DATA ROWS:

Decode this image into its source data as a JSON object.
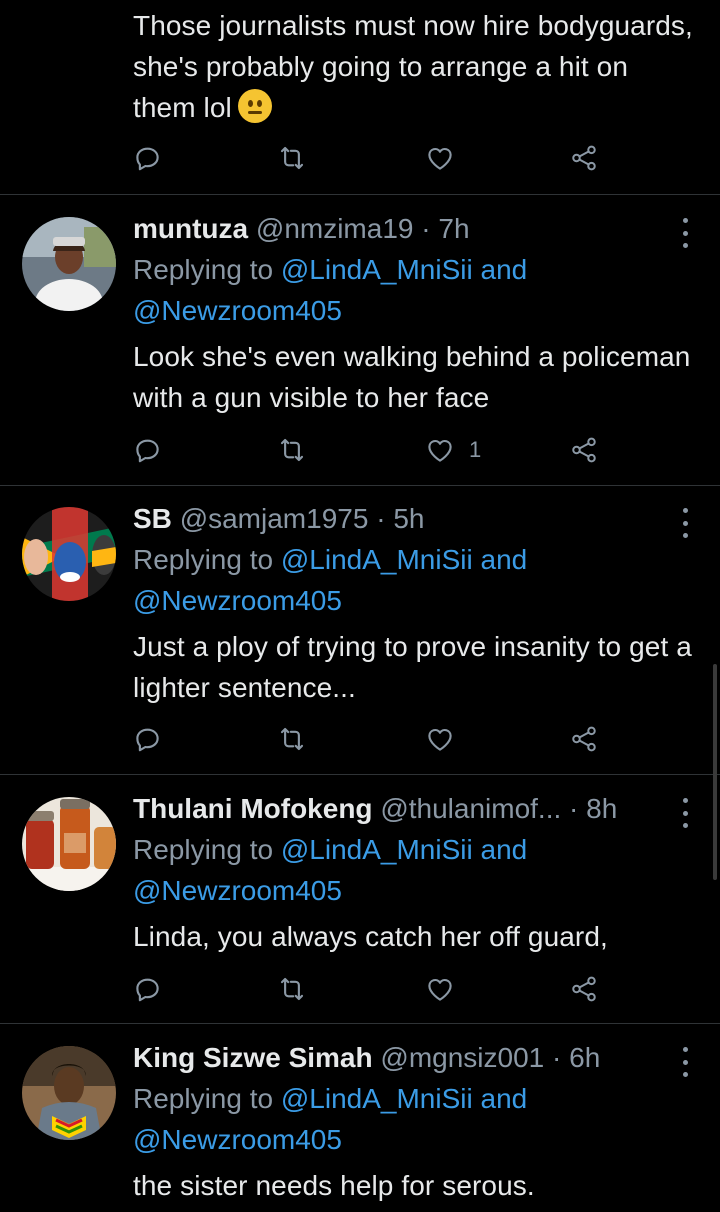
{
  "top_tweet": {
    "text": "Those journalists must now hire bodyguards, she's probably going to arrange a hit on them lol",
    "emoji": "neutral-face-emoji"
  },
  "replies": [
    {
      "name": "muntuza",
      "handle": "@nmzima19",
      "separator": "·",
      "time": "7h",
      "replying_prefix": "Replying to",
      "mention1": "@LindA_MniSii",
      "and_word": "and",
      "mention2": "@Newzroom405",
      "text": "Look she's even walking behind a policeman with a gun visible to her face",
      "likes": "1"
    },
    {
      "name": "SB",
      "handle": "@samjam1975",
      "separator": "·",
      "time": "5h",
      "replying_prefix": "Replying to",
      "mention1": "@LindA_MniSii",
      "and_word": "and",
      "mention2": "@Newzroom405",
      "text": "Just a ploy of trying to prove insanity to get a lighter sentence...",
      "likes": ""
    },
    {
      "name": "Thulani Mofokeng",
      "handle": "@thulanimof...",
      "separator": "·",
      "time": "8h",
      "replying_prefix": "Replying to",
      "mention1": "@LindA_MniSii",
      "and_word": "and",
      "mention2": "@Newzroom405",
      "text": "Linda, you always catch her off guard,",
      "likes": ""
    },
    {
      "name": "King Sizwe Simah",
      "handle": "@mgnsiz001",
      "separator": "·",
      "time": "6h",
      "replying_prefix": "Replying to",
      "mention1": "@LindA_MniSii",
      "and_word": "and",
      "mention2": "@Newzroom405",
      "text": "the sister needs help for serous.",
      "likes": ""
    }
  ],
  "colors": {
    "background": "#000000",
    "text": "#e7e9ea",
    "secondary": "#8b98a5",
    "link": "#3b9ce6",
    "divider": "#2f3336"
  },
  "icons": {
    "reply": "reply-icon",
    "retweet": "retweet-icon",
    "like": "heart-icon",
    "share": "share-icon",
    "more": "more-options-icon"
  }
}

WHAT IS REQUIRED: Transcribe the records above verbatim. Do not carry over any picture.

COMPLETED TASK:
Decode this image into its source data as a JSON object.
{
  "top_tweet": {
    "text": "Those journalists must now hire bodyguards, she's probably going to arrange a hit on them lol",
    "emoji": "neutral-face-emoji"
  },
  "replies": [
    {
      "name": "muntuza",
      "handle": "@nmzima19",
      "separator": "·",
      "time": "7h",
      "replying_prefix": "Replying to",
      "mention1": "@LindA_MniSii",
      "and_word": "and",
      "mention2": "@Newzroom405",
      "text": "Look she's even walking behind a policeman with a gun visible to her face",
      "likes": "1"
    },
    {
      "name": "SB",
      "handle": "@samjam1975",
      "separator": "·",
      "time": "5h",
      "replying_prefix": "Replying to",
      "mention1": "@LindA_MniSii",
      "and_word": "and",
      "mention2": "@Newzroom405",
      "text": "Just a ploy of trying to prove insanity to get a lighter sentence...",
      "likes": ""
    },
    {
      "name": "Thulani Mofokeng",
      "handle": "@thulanimof...",
      "separator": "·",
      "time": "8h",
      "replying_prefix": "Replying to",
      "mention1": "@LindA_MniSii",
      "and_word": "and",
      "mention2": "@Newzroom405",
      "text": "Linda, you always catch her off guard,",
      "likes": ""
    },
    {
      "name": "King Sizwe Simah",
      "handle": "@mgnsiz001",
      "separator": "·",
      "time": "6h",
      "replying_prefix": "Replying to",
      "mention1": "@LindA_MniSii",
      "and_word": "and",
      "mention2": "@Newzroom405",
      "text": "the sister needs help for serous.",
      "likes": ""
    }
  ],
  "colors": {
    "background": "#000000",
    "text": "#e7e9ea",
    "secondary": "#8b98a5",
    "link": "#3b9ce6",
    "divider": "#2f3336"
  },
  "icons": {
    "reply": "reply-icon",
    "retweet": "retweet-icon",
    "like": "heart-icon",
    "share": "share-icon",
    "more": "more-options-icon"
  }
}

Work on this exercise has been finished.